Exercise goal: Pick out all lines in the listing holding the string "odevzdávání" and copy them.
= = =
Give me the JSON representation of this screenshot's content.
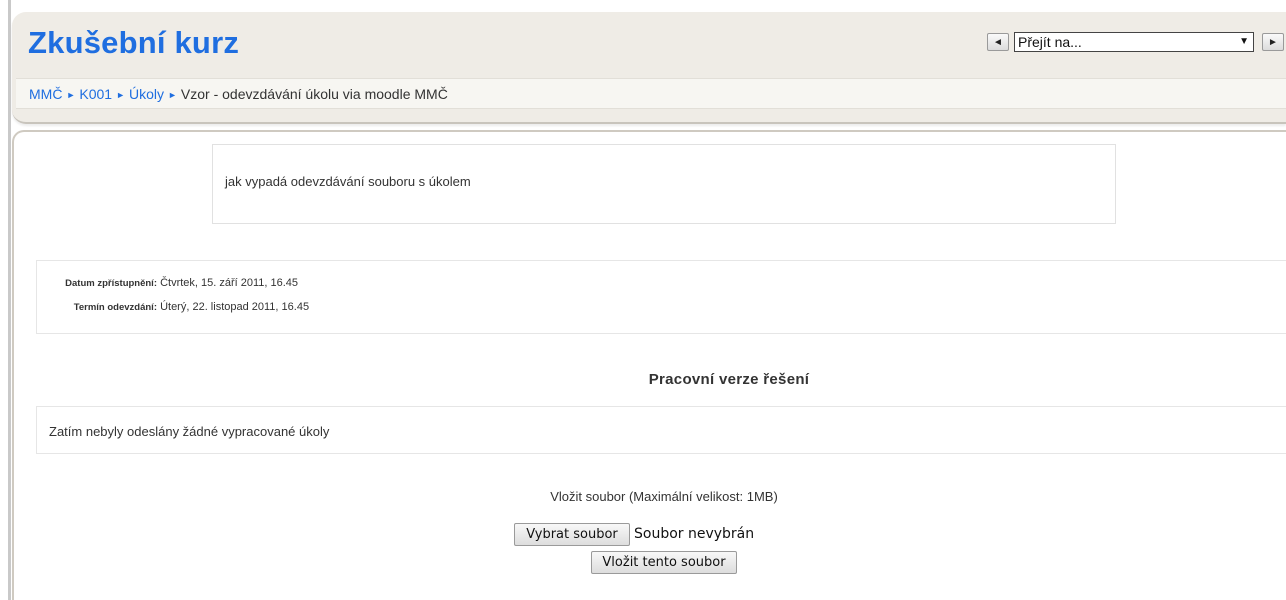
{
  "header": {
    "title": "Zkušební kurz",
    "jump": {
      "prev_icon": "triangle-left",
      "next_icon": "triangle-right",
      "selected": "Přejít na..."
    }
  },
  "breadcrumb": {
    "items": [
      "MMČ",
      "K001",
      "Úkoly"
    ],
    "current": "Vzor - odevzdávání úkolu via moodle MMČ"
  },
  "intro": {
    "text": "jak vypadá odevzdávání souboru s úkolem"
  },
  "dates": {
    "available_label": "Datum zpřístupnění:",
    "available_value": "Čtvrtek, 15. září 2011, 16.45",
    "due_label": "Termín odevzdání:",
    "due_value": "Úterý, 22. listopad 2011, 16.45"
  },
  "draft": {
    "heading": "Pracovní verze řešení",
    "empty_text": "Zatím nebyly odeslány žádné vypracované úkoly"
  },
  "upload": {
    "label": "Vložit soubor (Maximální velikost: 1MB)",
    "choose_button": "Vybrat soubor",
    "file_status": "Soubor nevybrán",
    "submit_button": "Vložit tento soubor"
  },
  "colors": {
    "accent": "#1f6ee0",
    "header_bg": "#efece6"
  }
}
= = =
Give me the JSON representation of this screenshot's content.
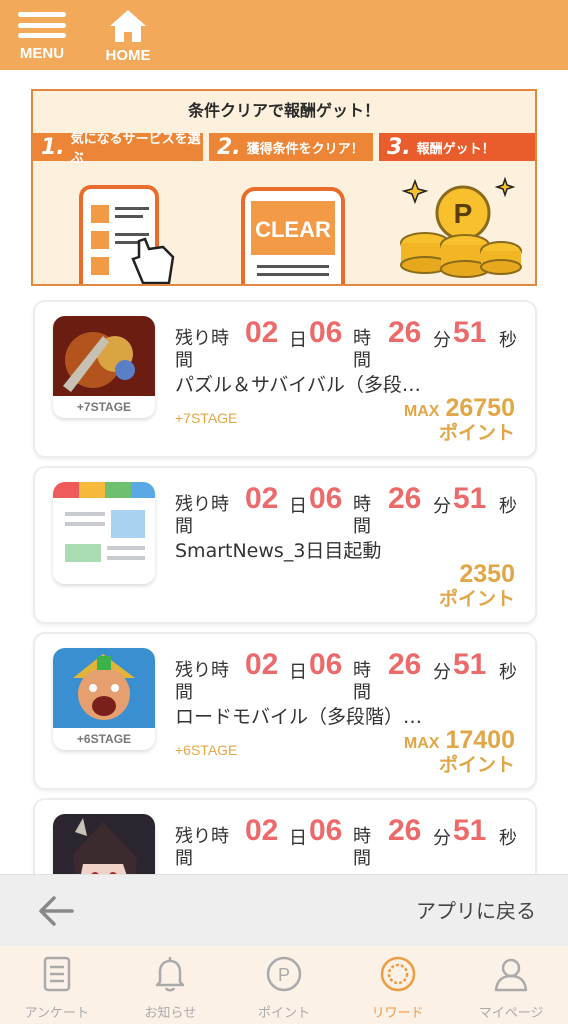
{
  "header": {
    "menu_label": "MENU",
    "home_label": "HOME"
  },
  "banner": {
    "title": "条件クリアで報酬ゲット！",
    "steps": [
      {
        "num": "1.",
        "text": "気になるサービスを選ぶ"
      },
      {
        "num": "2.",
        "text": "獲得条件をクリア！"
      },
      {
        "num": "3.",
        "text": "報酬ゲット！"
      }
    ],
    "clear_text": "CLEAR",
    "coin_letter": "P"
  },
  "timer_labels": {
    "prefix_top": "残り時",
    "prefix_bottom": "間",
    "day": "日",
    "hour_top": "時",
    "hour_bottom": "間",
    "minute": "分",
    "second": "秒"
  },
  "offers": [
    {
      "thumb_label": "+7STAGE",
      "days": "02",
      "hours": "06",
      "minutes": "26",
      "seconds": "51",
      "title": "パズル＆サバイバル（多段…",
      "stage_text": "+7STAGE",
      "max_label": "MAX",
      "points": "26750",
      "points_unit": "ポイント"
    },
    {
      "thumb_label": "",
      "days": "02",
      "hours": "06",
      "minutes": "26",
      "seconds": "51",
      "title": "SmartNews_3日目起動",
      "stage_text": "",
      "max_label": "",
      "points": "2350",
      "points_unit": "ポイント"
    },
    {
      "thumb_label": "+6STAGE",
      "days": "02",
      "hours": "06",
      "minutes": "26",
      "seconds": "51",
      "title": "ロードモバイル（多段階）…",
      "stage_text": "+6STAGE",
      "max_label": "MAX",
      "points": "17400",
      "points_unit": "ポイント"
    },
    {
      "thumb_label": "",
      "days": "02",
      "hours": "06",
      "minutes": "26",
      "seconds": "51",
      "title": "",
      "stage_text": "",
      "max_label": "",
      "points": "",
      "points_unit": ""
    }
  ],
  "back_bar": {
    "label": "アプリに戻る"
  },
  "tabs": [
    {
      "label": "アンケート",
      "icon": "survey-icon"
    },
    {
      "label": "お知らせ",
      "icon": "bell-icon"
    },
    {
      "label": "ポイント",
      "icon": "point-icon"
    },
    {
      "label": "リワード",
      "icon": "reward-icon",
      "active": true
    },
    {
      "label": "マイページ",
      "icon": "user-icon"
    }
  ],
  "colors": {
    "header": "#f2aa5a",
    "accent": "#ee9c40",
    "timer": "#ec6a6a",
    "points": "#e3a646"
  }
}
= = =
Exercise response:
    "current": "Vzor - odevzdávání úkolu via moodle MMČ"
    "text": "jak vypadá odevzdávání souboru s úkolem"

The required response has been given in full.